AIM OF THE TASK
In the data, extract each line that holds the string "hasta".

[Records from a collection]
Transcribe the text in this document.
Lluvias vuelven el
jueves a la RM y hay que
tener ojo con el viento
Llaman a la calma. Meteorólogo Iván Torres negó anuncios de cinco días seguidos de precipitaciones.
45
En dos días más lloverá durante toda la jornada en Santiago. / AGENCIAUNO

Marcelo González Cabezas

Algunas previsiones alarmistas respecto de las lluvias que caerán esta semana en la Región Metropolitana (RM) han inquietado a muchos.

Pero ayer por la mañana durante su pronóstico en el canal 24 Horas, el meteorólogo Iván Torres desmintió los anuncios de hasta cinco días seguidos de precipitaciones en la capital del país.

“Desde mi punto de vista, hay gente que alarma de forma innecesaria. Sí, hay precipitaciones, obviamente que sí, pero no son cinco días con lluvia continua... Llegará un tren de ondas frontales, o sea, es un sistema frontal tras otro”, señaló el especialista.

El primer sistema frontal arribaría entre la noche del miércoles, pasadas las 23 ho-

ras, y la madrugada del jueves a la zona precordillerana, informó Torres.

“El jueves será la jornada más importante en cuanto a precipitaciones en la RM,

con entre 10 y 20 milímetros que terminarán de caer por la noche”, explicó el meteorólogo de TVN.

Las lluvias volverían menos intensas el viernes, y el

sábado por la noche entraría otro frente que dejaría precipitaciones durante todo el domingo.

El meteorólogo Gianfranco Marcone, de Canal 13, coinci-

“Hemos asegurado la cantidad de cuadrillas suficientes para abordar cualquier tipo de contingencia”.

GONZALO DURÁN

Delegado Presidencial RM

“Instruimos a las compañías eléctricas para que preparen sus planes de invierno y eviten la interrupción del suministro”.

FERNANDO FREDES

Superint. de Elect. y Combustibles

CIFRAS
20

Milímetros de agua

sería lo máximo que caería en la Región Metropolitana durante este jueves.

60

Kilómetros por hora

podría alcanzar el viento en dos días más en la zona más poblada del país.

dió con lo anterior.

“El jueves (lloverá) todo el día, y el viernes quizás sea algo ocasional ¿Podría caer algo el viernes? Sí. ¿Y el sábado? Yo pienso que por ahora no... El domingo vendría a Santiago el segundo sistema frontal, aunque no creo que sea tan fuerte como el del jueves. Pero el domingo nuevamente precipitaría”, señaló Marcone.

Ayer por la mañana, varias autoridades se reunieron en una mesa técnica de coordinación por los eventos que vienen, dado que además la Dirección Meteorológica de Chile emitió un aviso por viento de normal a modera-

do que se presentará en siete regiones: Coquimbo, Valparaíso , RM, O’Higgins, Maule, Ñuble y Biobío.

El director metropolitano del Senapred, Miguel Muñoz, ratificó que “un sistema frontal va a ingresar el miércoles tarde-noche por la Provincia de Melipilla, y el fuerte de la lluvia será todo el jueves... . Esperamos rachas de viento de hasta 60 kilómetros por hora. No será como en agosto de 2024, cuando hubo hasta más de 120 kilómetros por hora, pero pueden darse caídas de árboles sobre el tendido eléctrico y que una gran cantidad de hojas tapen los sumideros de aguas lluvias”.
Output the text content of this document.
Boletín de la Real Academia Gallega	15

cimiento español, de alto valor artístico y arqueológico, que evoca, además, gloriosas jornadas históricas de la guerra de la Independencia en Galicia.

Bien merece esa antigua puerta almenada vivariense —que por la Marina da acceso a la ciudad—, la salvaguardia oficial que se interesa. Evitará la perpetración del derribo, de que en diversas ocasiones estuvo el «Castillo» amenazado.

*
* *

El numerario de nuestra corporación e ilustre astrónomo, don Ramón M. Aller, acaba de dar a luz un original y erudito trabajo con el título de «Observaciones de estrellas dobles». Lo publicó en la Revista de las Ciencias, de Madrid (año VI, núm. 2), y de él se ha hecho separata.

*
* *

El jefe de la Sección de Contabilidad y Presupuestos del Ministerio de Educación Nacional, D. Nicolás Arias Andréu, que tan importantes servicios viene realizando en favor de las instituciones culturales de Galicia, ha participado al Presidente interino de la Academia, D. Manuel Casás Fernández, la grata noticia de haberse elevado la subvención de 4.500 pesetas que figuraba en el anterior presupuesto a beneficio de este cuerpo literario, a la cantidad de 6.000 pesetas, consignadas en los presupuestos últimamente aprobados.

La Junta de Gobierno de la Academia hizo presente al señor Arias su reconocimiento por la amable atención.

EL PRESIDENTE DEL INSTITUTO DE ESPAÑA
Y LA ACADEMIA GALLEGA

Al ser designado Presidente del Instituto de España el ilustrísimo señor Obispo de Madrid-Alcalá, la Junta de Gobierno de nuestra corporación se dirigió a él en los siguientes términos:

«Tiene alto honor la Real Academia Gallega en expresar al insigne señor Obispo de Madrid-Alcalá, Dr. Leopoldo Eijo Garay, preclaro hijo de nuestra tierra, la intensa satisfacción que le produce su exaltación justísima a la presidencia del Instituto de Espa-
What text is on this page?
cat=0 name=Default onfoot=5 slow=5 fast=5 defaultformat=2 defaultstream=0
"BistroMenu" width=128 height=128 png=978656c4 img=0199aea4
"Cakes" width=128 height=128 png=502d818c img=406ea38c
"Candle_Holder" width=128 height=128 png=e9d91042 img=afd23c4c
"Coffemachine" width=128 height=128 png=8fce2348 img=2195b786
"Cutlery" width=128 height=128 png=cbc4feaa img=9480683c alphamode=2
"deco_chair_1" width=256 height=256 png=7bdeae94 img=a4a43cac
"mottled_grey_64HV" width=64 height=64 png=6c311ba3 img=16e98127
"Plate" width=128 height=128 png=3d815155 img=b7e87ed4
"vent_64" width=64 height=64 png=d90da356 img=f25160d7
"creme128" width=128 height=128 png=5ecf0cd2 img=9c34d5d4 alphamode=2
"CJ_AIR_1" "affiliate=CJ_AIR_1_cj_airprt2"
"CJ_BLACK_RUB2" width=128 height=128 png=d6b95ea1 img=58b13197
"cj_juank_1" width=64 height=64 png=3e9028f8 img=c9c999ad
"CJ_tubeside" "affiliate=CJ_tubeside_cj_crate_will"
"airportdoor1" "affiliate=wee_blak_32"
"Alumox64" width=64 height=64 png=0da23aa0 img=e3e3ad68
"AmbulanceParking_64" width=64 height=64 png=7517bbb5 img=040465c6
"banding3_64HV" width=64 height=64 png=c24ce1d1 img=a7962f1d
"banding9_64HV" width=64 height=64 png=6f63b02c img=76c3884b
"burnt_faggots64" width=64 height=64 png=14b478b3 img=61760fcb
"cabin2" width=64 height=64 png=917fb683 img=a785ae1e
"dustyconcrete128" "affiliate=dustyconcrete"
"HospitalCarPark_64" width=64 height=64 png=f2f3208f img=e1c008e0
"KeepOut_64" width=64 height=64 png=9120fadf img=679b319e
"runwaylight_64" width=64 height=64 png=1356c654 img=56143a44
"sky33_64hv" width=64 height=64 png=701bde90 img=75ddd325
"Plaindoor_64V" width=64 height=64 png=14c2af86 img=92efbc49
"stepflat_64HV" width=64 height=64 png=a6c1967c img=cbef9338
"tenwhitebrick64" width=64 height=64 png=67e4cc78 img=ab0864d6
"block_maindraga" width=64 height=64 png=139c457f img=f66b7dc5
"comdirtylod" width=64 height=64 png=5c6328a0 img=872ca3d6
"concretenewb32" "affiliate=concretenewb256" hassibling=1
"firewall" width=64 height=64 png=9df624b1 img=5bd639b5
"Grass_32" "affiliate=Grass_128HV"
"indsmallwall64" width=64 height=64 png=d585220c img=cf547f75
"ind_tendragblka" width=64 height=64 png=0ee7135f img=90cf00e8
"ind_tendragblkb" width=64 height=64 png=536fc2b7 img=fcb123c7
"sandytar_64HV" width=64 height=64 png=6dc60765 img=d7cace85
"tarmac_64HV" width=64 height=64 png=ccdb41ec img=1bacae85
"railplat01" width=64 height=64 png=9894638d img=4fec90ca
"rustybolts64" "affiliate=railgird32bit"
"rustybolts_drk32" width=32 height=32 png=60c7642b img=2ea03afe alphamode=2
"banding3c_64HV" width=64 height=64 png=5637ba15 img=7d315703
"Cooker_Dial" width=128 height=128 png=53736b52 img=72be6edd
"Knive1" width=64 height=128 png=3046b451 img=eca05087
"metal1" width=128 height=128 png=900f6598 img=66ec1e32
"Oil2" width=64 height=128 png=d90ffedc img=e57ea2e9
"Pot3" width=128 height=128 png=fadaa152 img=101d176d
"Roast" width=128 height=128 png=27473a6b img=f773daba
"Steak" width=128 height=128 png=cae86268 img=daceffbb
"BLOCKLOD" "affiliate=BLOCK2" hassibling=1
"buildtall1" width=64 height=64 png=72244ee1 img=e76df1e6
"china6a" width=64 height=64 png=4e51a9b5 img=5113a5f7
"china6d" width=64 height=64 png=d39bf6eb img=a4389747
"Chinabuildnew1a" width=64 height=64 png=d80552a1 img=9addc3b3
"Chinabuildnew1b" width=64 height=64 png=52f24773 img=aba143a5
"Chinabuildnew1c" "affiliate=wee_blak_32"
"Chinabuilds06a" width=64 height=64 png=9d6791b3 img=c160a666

THE ANSWER
Pero ayer por la mañana durante su pronóstico en el canal 24 Horas, el meteorólogo Iván Torres desmintió los anuncios de hasta cinco días seguidos de precipitaciones en la capital del país.
El director metropolitano del Senapred, Miguel Muñoz, ratificó que “un sistema frontal va a ingresar el miércoles tarde-noche por la Provincia de Melipilla, y el fuerte de la lluvia será todo el jueves... . Esperamos rachas de viento de hasta 60 kilómetros por hora. No será como en agosto de 2024, cuando hubo hasta más de 120 kilómetros por hora, pero pueden darse caídas de árboles sobre el tendido eléctrico y que una gran cantidad de hojas tapen los sumideros de aguas lluvias”.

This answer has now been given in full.